• [Exercise] Report every line in the listing that contains the string "image".

# # # # #

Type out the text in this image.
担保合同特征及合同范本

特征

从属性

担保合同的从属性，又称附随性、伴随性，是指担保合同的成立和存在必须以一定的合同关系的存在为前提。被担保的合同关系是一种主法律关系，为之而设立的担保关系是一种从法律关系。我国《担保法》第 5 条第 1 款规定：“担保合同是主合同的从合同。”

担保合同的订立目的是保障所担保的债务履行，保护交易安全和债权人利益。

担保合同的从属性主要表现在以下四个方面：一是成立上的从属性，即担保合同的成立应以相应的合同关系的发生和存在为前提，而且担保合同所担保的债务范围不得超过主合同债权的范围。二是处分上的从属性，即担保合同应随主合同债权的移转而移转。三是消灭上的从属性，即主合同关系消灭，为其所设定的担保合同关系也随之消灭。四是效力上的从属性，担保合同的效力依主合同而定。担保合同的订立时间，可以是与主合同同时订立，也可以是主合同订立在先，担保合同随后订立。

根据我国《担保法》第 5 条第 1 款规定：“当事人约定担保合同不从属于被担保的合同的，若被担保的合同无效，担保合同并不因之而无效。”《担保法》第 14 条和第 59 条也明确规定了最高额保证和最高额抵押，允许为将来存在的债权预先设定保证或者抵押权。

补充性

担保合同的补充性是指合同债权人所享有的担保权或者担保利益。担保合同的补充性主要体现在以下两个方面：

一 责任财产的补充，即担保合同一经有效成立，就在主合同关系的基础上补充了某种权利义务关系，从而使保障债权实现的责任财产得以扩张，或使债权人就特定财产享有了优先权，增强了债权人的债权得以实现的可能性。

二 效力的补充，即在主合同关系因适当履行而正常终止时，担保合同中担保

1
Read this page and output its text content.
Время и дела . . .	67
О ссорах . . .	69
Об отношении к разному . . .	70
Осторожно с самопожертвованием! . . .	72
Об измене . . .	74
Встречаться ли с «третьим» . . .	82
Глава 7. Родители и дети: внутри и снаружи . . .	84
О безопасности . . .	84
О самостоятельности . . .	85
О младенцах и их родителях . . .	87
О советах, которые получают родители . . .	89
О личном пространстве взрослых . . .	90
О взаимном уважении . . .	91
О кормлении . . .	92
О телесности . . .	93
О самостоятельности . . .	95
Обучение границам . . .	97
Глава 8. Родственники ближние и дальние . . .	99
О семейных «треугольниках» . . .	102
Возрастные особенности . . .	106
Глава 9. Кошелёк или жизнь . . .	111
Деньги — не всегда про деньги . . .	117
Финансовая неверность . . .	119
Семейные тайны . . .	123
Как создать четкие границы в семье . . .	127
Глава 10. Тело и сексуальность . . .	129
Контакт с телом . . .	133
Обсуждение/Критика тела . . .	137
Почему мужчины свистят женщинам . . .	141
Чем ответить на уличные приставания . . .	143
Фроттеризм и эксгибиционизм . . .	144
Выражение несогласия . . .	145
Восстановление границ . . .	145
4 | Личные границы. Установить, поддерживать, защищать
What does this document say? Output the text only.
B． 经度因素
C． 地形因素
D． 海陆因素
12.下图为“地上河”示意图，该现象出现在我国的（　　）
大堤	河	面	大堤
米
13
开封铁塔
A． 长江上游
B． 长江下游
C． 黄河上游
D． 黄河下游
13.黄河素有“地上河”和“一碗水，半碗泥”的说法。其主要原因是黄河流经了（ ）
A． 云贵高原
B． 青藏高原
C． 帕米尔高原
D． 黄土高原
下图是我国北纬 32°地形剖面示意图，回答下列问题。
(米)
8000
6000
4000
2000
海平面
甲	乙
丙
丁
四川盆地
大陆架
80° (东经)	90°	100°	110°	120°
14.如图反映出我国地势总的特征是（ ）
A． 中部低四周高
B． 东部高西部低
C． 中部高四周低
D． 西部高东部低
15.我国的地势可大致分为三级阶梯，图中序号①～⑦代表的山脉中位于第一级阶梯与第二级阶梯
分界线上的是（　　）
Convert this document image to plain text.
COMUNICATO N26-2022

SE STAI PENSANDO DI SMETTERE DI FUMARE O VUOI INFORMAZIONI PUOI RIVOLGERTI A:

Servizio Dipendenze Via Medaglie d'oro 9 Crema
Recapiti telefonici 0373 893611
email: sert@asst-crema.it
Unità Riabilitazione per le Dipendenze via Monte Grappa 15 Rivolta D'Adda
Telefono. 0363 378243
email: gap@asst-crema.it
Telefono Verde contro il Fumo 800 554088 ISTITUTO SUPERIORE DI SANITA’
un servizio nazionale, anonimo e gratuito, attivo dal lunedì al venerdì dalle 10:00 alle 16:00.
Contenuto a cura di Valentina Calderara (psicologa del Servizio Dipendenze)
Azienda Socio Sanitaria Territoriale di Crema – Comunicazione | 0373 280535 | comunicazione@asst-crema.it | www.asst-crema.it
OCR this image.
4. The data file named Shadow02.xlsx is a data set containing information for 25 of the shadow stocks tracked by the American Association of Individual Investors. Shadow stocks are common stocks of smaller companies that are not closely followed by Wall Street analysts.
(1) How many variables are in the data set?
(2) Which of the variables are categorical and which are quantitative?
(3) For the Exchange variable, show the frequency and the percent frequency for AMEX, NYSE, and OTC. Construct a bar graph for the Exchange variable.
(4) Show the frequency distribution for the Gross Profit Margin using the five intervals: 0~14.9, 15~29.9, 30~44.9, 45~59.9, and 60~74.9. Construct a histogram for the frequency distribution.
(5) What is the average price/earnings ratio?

# # # # #

• [Written solution]
Type out the text in this image.
Convert this document image to plain text.
OCR this image.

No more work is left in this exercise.